DIKSIMERDEKA.COM, TABANAN, BALI – Kuasa Hukum Desa Adat Kelecung, Selemadeg Timur Tabanan, I Gusti Ngurah Putu Alit Putra, S.H., melayangkan surat permohonan penghentian penyelidikan (SP2Lid) ke Polres Tabanan atas pengaduan masyarakat (Dumas) yang diadukan pengadu inisial ABM atas teradu; Bandesa Adat Kelecung, Perbekel Desa Tegal Mengkeb serta seorang warga Penyanding.

Dalam Dumas No Reg: Dumas/16/I/2021/SPKT, tersebut pengadu melaporkan para teradu atas dugaan telah melakukan tindak pidana pemalsuan dalam terbitnya sertifikat tanah adat Pura Dalem Desa Pakraman Kelecung seluas 28 are pada tahun 2017. Belakangan disebut-sebut, tanah bersertifikat atas nama Pura Dalem Kelecung itu diklaim milik pengadu.

- **Bahan yang Disediakan**:
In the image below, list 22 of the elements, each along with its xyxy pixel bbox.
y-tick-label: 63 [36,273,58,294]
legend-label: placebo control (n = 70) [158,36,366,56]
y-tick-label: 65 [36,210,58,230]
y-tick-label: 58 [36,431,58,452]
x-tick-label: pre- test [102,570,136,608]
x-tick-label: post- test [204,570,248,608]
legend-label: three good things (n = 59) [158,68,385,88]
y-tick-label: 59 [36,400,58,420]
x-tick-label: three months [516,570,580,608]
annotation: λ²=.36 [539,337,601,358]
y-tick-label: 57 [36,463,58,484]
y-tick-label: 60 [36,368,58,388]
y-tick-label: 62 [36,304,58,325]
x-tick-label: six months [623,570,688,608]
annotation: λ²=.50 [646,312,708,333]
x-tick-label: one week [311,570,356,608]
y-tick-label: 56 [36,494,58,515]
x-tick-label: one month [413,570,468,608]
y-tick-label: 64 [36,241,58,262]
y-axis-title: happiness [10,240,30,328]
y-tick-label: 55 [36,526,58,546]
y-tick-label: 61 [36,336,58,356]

- **Tugas yang Diminta**: Terjemahkan ke dalam bahasa Inggris kalimat berikut dari kutipan sumber: "Belakangan disebut-sebut, tanah bersertifikat atas nama Pura Dalem Kelecung itu diklaim milik pengadu." Data ini tidak berkaitan dengan kutipan sumber.

- **Hasil Tugas**: Later it was said that the certified land registered in the name of Pura Dalem Kelecung was claimed to belong to the complainant.